Instructions for the task: Print the entries below word for word; the pictures stay out of your copy.

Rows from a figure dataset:
------------------------------------------------

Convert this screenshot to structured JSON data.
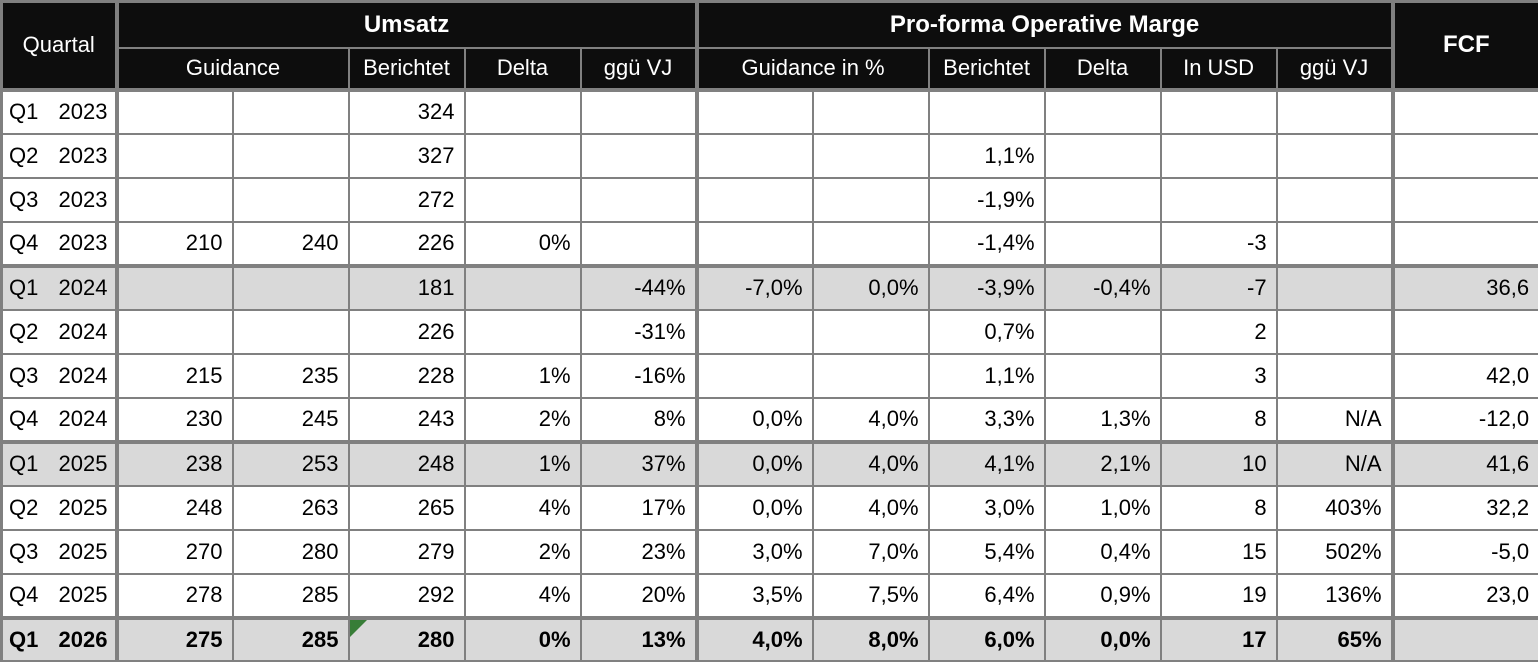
{
  "colors": {
    "grid": "#808080",
    "header_bg": "#0d0d0d",
    "header_text": "#ffffff",
    "highlight_row": "#d9d9d9",
    "flag_green": "#377d37"
  },
  "table": {
    "header": {
      "quartal": "Quartal",
      "umsatz": "Umsatz",
      "marge": "Pro-forma Operative Marge",
      "fcf": "FCF",
      "sub": {
        "guidance": "Guidance",
        "berichtet": "Berichtet",
        "delta": "Delta",
        "ggue_vj": "ggü VJ",
        "guidance_pct": "Guidance in %",
        "berichtet2": "Berichtet",
        "delta2": "Delta",
        "in_usd": "In USD",
        "ggue_vj2": "ggü VJ"
      }
    },
    "rows": [
      {
        "q": "Q1",
        "year": "2023",
        "highlight": false,
        "bold": false,
        "cells": [
          "",
          "",
          "324",
          "",
          "",
          "",
          "",
          "",
          "",
          "",
          "",
          ""
        ]
      },
      {
        "q": "Q2",
        "year": "2023",
        "highlight": false,
        "bold": false,
        "cells": [
          "",
          "",
          "327",
          "",
          "",
          "",
          "",
          "1,1%",
          "",
          "",
          "",
          ""
        ]
      },
      {
        "q": "Q3",
        "year": "2023",
        "highlight": false,
        "bold": false,
        "cells": [
          "",
          "",
          "272",
          "",
          "",
          "",
          "",
          "-1,9%",
          "",
          "",
          "",
          ""
        ]
      },
      {
        "q": "Q4",
        "year": "2023",
        "highlight": false,
        "bold": false,
        "cells": [
          "210",
          "240",
          "226",
          "0%",
          "",
          "",
          "",
          "-1,4%",
          "",
          "-3",
          "",
          ""
        ]
      },
      {
        "q": "Q1",
        "year": "2024",
        "highlight": true,
        "bold": false,
        "cells": [
          "",
          "",
          "181",
          "",
          "-44%",
          "-7,0%",
          "0,0%",
          "-3,9%",
          "-0,4%",
          "-7",
          "",
          "36,6"
        ]
      },
      {
        "q": "Q2",
        "year": "2024",
        "highlight": false,
        "bold": false,
        "cells": [
          "",
          "",
          "226",
          "",
          "-31%",
          "",
          "",
          "0,7%",
          "",
          "2",
          "",
          ""
        ]
      },
      {
        "q": "Q3",
        "year": "2024",
        "highlight": false,
        "bold": false,
        "cells": [
          "215",
          "235",
          "228",
          "1%",
          "-16%",
          "",
          "",
          "1,1%",
          "",
          "3",
          "",
          "42,0"
        ]
      },
      {
        "q": "Q4",
        "year": "2024",
        "highlight": false,
        "bold": false,
        "cells": [
          "230",
          "245",
          "243",
          "2%",
          "8%",
          "0,0%",
          "4,0%",
          "3,3%",
          "1,3%",
          "8",
          "N/A",
          "-12,0"
        ]
      },
      {
        "q": "Q1",
        "year": "2025",
        "highlight": true,
        "bold": false,
        "cells": [
          "238",
          "253",
          "248",
          "1%",
          "37%",
          "0,0%",
          "4,0%",
          "4,1%",
          "2,1%",
          "10",
          "N/A",
          "41,6"
        ]
      },
      {
        "q": "Q2",
        "year": "2025",
        "highlight": false,
        "bold": false,
        "cells": [
          "248",
          "263",
          "265",
          "4%",
          "17%",
          "0,0%",
          "4,0%",
          "3,0%",
          "1,0%",
          "8",
          "403%",
          "32,2"
        ]
      },
      {
        "q": "Q3",
        "year": "2025",
        "highlight": false,
        "bold": false,
        "cells": [
          "270",
          "280",
          "279",
          "2%",
          "23%",
          "3,0%",
          "7,0%",
          "5,4%",
          "0,4%",
          "15",
          "502%",
          "-5,0"
        ]
      },
      {
        "q": "Q4",
        "year": "2025",
        "highlight": false,
        "bold": false,
        "cells": [
          "278",
          "285",
          "292",
          "4%",
          "20%",
          "3,5%",
          "7,5%",
          "6,4%",
          "0,9%",
          "19",
          "136%",
          "23,0"
        ]
      },
      {
        "q": "Q1",
        "year": "2026",
        "highlight": true,
        "bold": true,
        "flag": 2,
        "not_bold": [
          10
        ],
        "cells": [
          "275",
          "285",
          "280",
          "0%",
          "13%",
          "4,0%",
          "8,0%",
          "6,0%",
          "0,0%",
          "17",
          "65%",
          ""
        ]
      }
    ]
  }
}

------------------------------------------------

Full response:
Convert this screenshot to structured JSON data.
{
  "colors": {
    "grid": "#808080",
    "header_bg": "#0d0d0d",
    "header_text": "#ffffff",
    "highlight_row": "#d9d9d9",
    "flag_green": "#377d37"
  },
  "table": {
    "header": {
      "quartal": "Quartal",
      "umsatz": "Umsatz",
      "marge": "Pro-forma Operative Marge",
      "fcf": "FCF",
      "sub": {
        "guidance": "Guidance",
        "berichtet": "Berichtet",
        "delta": "Delta",
        "ggue_vj": "ggü VJ",
        "guidance_pct": "Guidance in %",
        "berichtet2": "Berichtet",
        "delta2": "Delta",
        "in_usd": "In USD",
        "ggue_vj2": "ggü VJ"
      }
    },
    "rows": [
      {
        "q": "Q1",
        "year": "2023",
        "highlight": false,
        "bold": false,
        "cells": [
          "",
          "",
          "324",
          "",
          "",
          "",
          "",
          "",
          "",
          "",
          "",
          ""
        ]
      },
      {
        "q": "Q2",
        "year": "2023",
        "highlight": false,
        "bold": false,
        "cells": [
          "",
          "",
          "327",
          "",
          "",
          "",
          "",
          "1,1%",
          "",
          "",
          "",
          ""
        ]
      },
      {
        "q": "Q3",
        "year": "2023",
        "highlight": false,
        "bold": false,
        "cells": [
          "",
          "",
          "272",
          "",
          "",
          "",
          "",
          "-1,9%",
          "",
          "",
          "",
          ""
        ]
      },
      {
        "q": "Q4",
        "year": "2023",
        "highlight": false,
        "bold": false,
        "cells": [
          "210",
          "240",
          "226",
          "0%",
          "",
          "",
          "",
          "-1,4%",
          "",
          "-3",
          "",
          ""
        ]
      },
      {
        "q": "Q1",
        "year": "2024",
        "highlight": true,
        "bold": false,
        "cells": [
          "",
          "",
          "181",
          "",
          "-44%",
          "-7,0%",
          "0,0%",
          "-3,9%",
          "-0,4%",
          "-7",
          "",
          "36,6"
        ]
      },
      {
        "q": "Q2",
        "year": "2024",
        "highlight": false,
        "bold": false,
        "cells": [
          "",
          "",
          "226",
          "",
          "-31%",
          "",
          "",
          "0,7%",
          "",
          "2",
          "",
          ""
        ]
      },
      {
        "q": "Q3",
        "year": "2024",
        "highlight": false,
        "bold": false,
        "cells": [
          "215",
          "235",
          "228",
          "1%",
          "-16%",
          "",
          "",
          "1,1%",
          "",
          "3",
          "",
          "42,0"
        ]
      },
      {
        "q": "Q4",
        "year": "2024",
        "highlight": false,
        "bold": false,
        "cells": [
          "230",
          "245",
          "243",
          "2%",
          "8%",
          "0,0%",
          "4,0%",
          "3,3%",
          "1,3%",
          "8",
          "N/A",
          "-12,0"
        ]
      },
      {
        "q": "Q1",
        "year": "2025",
        "highlight": true,
        "bold": false,
        "cells": [
          "238",
          "253",
          "248",
          "1%",
          "37%",
          "0,0%",
          "4,0%",
          "4,1%",
          "2,1%",
          "10",
          "N/A",
          "41,6"
        ]
      },
      {
        "q": "Q2",
        "year": "2025",
        "highlight": false,
        "bold": false,
        "cells": [
          "248",
          "263",
          "265",
          "4%",
          "17%",
          "0,0%",
          "4,0%",
          "3,0%",
          "1,0%",
          "8",
          "403%",
          "32,2"
        ]
      },
      {
        "q": "Q3",
        "year": "2025",
        "highlight": false,
        "bold": false,
        "cells": [
          "270",
          "280",
          "279",
          "2%",
          "23%",
          "3,0%",
          "7,0%",
          "5,4%",
          "0,4%",
          "15",
          "502%",
          "-5,0"
        ]
      },
      {
        "q": "Q4",
        "year": "2025",
        "highlight": false,
        "bold": false,
        "cells": [
          "278",
          "285",
          "292",
          "4%",
          "20%",
          "3,5%",
          "7,5%",
          "6,4%",
          "0,9%",
          "19",
          "136%",
          "23,0"
        ]
      },
      {
        "q": "Q1",
        "year": "2026",
        "highlight": true,
        "bold": true,
        "flag": 2,
        "not_bold": [
          10
        ],
        "cells": [
          "275",
          "285",
          "280",
          "0%",
          "13%",
          "4,0%",
          "8,0%",
          "6,0%",
          "0,0%",
          "17",
          "65%",
          ""
        ]
      }
    ]
  }
}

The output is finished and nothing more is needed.